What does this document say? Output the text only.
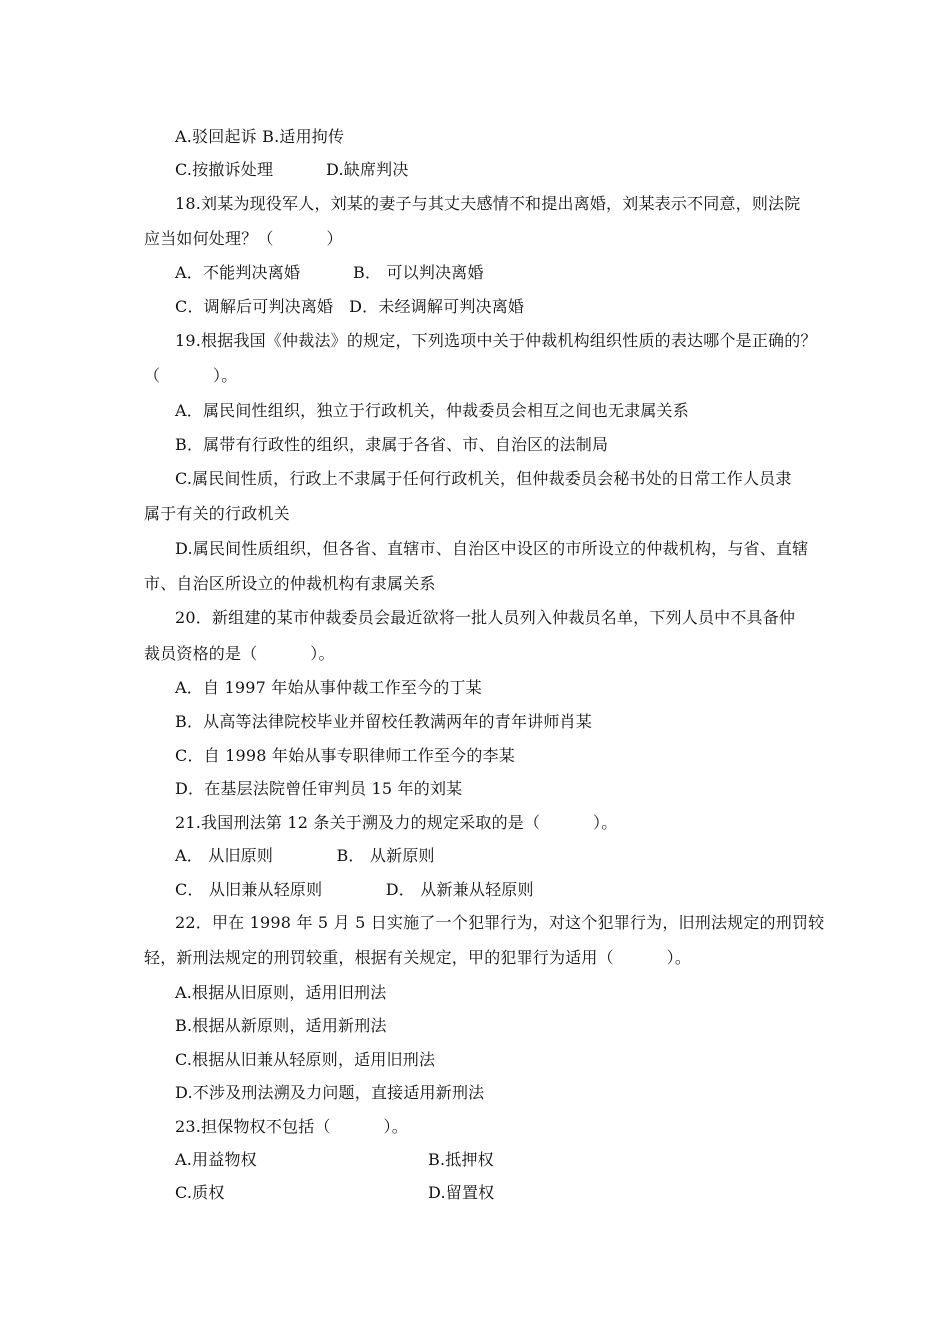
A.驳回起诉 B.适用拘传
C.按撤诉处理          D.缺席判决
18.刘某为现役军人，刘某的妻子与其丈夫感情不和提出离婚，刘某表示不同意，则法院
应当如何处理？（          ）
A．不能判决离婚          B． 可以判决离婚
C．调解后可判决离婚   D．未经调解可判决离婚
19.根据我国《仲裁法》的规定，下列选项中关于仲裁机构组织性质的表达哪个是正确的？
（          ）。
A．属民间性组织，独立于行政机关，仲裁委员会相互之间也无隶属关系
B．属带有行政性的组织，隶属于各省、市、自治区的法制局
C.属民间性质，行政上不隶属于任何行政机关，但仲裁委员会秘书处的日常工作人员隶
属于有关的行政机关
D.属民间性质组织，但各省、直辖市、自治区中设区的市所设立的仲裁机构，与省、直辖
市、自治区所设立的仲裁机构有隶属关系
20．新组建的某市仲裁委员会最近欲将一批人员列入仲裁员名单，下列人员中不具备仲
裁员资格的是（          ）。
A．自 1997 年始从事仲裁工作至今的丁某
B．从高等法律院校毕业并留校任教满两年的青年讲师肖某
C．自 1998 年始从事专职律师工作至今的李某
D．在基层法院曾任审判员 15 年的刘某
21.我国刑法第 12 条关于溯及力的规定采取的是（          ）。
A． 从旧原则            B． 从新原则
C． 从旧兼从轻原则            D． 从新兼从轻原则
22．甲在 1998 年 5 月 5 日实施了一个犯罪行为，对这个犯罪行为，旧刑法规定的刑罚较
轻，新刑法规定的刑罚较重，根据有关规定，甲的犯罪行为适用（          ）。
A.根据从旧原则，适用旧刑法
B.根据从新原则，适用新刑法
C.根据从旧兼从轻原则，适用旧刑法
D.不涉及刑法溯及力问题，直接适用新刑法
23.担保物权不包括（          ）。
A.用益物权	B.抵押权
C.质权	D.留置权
———
> **REQUEST**
Repeat each entry exactly. Pictures do not belong in the copy.

> **CORRECT RESULT**
What does this document say? Output the text only.
A.驳回起诉 B.适用拘传
C.按撤诉处理          D.缺席判决
18.刘某为现役军人，刘某的妻子与其丈夫感情不和提出离婚，刘某表示不同意，则法院
应当如何处理？（          ）
A．不能判决离婚          B． 可以判决离婚
C．调解后可判决离婚   D．未经调解可判决离婚
19.根据我国《仲裁法》的规定，下列选项中关于仲裁机构组织性质的表达哪个是正确的？
（          ）。
A．属民间性组织，独立于行政机关，仲裁委员会相互之间也无隶属关系
B．属带有行政性的组织，隶属于各省、市、自治区的法制局
C.属民间性质，行政上不隶属于任何行政机关，但仲裁委员会秘书处的日常工作人员隶
属于有关的行政机关
D.属民间性质组织，但各省、直辖市、自治区中设区的市所设立的仲裁机构，与省、直辖
市、自治区所设立的仲裁机构有隶属关系
20．新组建的某市仲裁委员会最近欲将一批人员列入仲裁员名单，下列人员中不具备仲
裁员资格的是（          ）。
A．自 1997 年始从事仲裁工作至今的丁某
B．从高等法律院校毕业并留校任教满两年的青年讲师肖某
C．自 1998 年始从事专职律师工作至今的李某
D．在基层法院曾任审判员 15 年的刘某
21.我国刑法第 12 条关于溯及力的规定采取的是（          ）。
A． 从旧原则            B． 从新原则
C． 从旧兼从轻原则            D． 从新兼从轻原则
22．甲在 1998 年 5 月 5 日实施了一个犯罪行为，对这个犯罪行为，旧刑法规定的刑罚较
轻，新刑法规定的刑罚较重，根据有关规定，甲的犯罪行为适用（          ）。
A.根据从旧原则，适用旧刑法
B.根据从新原则，适用新刑法
C.根据从旧兼从轻原则，适用旧刑法
D.不涉及刑法溯及力问题，直接适用新刑法
23.担保物权不包括（          ）。
A.用益物权	B.抵押权
C.质权	D.留置权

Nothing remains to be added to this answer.